What the task requires — Using the entries that follow, collect the lines where the word "为中华之崛起而读书" appears.

begin Entries supplied

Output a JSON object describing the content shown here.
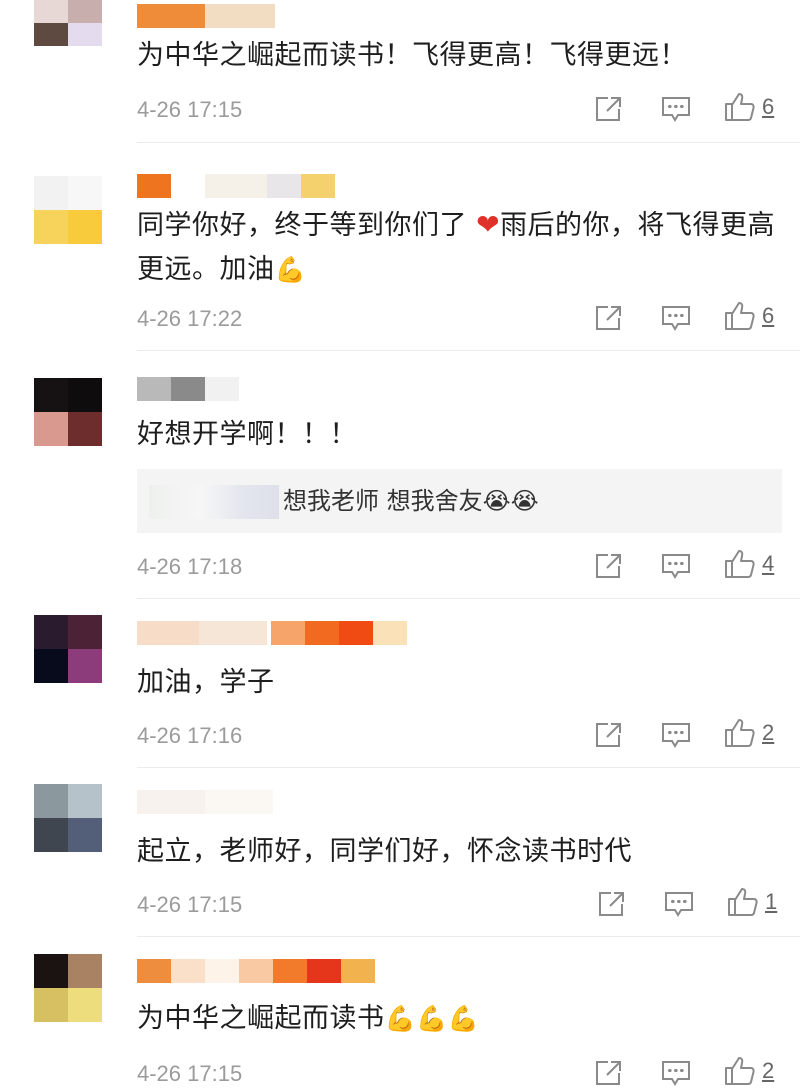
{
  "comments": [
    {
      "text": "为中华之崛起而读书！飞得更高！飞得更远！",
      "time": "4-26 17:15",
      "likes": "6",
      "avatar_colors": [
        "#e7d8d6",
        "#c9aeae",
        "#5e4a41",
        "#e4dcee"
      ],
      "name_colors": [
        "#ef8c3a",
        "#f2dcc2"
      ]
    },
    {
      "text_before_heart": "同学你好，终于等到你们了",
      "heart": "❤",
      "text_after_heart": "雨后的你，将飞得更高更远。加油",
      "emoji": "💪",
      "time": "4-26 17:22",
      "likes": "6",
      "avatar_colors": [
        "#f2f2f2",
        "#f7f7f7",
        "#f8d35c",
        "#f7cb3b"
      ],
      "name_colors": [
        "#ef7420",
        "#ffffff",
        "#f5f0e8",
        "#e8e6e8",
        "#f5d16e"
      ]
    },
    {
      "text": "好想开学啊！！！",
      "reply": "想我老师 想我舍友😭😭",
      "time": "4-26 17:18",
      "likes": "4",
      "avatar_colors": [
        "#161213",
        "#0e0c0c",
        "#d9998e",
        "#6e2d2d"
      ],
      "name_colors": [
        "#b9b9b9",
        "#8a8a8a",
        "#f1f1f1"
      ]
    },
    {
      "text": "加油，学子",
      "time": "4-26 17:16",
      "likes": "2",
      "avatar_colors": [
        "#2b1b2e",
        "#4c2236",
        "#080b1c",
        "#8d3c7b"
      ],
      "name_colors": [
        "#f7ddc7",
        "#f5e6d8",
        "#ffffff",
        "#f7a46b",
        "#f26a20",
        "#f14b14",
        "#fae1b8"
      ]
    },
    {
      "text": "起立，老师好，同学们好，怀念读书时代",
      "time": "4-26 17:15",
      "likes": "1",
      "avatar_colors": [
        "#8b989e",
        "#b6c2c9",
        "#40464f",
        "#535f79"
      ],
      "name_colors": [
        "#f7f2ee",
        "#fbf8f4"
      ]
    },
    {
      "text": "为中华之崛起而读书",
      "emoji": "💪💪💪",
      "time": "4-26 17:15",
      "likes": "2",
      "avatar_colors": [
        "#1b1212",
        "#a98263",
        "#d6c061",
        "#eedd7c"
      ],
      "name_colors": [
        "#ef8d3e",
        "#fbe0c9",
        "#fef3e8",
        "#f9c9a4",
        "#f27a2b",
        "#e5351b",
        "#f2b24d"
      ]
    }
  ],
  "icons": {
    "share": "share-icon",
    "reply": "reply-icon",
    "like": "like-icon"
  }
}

end Entries supplied
begin Entries supplied

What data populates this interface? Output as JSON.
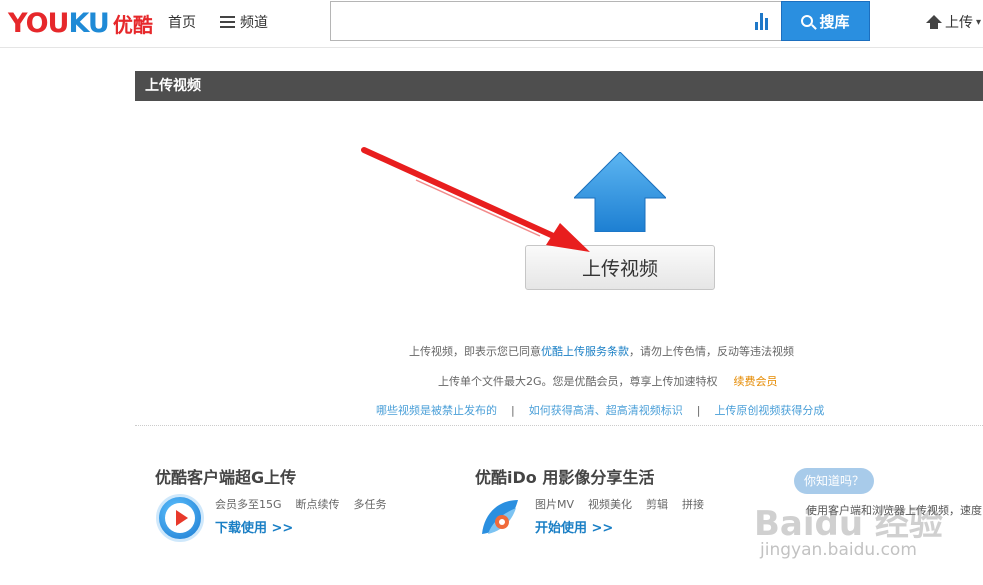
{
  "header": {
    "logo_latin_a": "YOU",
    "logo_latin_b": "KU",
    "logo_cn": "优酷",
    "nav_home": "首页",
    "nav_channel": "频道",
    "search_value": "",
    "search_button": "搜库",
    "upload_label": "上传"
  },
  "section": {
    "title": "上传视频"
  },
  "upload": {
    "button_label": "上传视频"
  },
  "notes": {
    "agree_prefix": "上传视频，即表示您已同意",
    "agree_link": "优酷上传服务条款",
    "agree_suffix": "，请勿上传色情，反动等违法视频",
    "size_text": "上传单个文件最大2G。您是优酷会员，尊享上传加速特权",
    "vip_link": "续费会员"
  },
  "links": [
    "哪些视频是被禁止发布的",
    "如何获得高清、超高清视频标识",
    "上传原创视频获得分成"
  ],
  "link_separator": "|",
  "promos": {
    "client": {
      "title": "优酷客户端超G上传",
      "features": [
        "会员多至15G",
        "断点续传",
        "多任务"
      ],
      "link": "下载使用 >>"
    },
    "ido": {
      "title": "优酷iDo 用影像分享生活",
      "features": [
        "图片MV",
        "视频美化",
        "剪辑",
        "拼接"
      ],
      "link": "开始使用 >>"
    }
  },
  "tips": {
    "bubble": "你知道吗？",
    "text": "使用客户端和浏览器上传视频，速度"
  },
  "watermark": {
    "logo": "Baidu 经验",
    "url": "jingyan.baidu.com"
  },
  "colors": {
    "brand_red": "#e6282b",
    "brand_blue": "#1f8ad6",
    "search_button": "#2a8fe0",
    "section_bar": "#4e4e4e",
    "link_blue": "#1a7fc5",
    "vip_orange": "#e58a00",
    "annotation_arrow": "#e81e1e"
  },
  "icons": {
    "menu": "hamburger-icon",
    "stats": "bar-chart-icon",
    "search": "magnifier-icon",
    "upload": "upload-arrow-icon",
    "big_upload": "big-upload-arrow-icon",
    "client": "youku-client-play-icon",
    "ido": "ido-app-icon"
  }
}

end Entries supplied

Solution to this exercise —
      "text": "为中华之崛起而读书！飞得更高！飞得更远！",
      "text": "为中华之崛起而读书",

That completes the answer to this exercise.